Prompt: Where a line in the listing below contains the word "number", copy that line.

Given data:
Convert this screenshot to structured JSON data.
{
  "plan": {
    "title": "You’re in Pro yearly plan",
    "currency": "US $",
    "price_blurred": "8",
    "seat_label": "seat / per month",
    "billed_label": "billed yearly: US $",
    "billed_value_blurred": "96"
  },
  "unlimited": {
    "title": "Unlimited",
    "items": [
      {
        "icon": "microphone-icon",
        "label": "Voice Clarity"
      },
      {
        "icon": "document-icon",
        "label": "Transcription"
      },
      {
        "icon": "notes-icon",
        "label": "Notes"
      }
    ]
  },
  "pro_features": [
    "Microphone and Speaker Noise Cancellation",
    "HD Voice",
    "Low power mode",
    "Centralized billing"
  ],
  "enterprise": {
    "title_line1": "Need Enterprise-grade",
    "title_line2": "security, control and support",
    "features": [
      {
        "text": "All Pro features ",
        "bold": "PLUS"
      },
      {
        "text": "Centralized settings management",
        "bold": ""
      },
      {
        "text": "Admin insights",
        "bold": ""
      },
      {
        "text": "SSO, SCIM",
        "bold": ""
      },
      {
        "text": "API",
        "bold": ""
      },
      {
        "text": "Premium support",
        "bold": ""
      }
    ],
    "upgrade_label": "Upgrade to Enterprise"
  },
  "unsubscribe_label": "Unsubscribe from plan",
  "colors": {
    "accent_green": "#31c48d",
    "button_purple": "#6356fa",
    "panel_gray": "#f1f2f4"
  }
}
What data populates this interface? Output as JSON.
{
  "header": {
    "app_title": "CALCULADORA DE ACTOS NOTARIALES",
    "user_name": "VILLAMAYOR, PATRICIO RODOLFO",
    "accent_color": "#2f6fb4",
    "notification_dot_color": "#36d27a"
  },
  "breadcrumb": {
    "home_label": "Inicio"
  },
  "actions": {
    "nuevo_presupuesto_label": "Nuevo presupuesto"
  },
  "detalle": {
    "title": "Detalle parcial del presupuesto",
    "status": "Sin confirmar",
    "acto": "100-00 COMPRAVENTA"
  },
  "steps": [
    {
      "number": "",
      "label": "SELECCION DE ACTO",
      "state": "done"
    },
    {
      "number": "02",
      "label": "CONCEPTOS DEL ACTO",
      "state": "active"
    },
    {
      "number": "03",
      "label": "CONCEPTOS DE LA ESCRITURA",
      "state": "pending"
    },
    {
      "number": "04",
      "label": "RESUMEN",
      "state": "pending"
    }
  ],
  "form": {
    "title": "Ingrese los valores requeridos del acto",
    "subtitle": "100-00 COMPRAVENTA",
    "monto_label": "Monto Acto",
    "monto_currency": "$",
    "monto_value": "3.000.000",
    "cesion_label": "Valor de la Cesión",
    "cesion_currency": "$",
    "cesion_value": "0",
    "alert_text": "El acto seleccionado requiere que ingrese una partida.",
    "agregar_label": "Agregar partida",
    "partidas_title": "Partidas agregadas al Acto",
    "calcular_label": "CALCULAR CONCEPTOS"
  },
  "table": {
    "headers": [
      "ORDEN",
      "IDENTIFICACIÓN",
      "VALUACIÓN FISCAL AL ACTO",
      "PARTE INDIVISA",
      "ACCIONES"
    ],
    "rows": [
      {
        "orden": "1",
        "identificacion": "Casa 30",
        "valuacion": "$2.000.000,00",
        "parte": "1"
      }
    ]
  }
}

--

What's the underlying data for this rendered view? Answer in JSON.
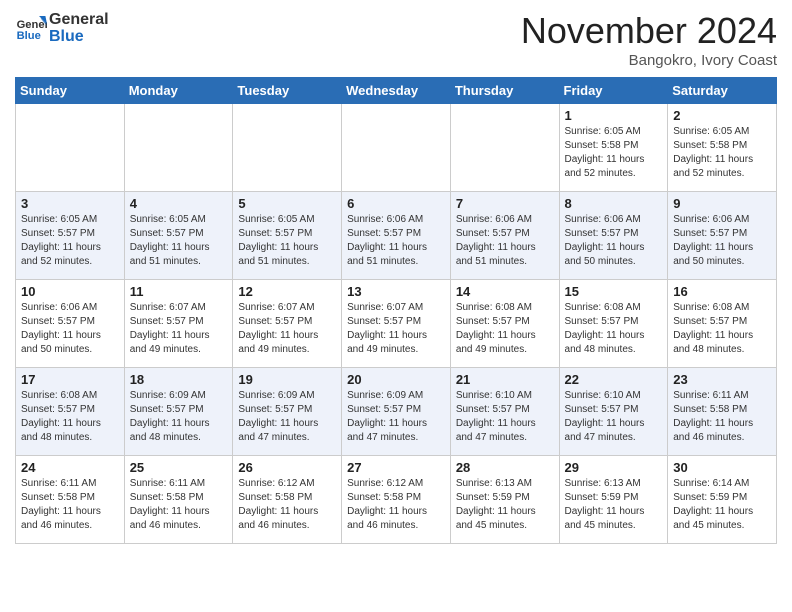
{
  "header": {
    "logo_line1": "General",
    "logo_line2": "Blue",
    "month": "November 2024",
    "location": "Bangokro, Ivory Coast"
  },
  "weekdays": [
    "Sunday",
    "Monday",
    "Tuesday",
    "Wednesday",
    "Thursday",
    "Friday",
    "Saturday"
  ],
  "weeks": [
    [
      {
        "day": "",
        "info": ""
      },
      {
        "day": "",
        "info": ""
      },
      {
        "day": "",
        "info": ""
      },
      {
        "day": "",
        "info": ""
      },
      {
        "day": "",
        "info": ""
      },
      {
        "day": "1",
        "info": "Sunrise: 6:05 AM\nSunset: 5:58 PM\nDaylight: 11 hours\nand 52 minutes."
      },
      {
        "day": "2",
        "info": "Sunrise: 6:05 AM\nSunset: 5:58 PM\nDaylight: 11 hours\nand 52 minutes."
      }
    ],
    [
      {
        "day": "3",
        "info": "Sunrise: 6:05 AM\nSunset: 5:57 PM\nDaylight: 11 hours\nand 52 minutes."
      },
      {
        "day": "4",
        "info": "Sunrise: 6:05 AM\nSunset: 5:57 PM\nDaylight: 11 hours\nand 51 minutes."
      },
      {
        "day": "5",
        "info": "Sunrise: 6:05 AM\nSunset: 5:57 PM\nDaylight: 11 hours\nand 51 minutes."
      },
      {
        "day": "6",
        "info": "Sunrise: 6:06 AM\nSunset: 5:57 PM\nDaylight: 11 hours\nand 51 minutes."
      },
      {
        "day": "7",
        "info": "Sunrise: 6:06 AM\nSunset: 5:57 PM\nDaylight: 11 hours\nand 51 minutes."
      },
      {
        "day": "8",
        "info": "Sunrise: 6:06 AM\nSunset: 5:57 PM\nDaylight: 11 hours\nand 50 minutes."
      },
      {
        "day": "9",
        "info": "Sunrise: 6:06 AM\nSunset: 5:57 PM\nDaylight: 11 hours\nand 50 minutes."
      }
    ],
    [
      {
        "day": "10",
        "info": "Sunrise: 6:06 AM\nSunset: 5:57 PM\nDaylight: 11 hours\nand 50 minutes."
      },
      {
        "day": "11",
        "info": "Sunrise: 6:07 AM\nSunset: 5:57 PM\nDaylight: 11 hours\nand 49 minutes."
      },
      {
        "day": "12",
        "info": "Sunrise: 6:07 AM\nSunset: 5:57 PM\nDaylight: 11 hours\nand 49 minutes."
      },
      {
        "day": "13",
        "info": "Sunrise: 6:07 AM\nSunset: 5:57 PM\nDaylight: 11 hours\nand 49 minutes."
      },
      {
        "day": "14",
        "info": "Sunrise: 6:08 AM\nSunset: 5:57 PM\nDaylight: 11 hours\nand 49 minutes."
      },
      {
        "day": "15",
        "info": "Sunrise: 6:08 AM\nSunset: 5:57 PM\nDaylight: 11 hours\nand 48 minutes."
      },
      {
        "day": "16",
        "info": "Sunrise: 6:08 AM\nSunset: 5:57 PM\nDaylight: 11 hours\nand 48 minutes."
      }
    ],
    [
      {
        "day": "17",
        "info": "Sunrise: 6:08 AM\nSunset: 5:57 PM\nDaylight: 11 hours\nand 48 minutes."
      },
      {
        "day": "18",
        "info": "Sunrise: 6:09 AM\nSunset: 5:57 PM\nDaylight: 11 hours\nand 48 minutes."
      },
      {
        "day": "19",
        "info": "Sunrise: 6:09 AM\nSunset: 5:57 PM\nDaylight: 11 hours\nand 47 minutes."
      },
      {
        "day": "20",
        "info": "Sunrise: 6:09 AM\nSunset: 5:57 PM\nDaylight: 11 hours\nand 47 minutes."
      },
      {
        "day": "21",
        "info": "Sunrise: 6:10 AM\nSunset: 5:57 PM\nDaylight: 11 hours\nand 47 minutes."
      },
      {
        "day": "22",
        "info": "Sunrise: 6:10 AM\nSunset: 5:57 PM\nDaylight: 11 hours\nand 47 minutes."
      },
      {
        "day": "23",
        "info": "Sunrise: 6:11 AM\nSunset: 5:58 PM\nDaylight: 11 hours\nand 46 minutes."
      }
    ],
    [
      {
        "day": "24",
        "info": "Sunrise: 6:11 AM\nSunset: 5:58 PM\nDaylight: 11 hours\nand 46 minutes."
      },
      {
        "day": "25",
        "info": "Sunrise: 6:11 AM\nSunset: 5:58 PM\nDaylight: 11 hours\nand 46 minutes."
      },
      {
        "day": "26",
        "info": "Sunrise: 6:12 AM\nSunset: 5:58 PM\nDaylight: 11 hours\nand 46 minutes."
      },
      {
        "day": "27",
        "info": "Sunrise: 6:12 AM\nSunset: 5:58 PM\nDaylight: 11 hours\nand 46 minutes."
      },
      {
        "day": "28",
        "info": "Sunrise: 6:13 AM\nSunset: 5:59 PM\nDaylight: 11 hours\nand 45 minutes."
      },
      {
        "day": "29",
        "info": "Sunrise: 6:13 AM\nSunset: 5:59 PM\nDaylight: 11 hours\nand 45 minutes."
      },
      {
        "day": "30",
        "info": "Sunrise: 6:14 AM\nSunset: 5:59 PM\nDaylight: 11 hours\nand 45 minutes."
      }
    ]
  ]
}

Answer for the task:
      "number": "",
      "number": "02",
      "number": "03",
      "number": "04",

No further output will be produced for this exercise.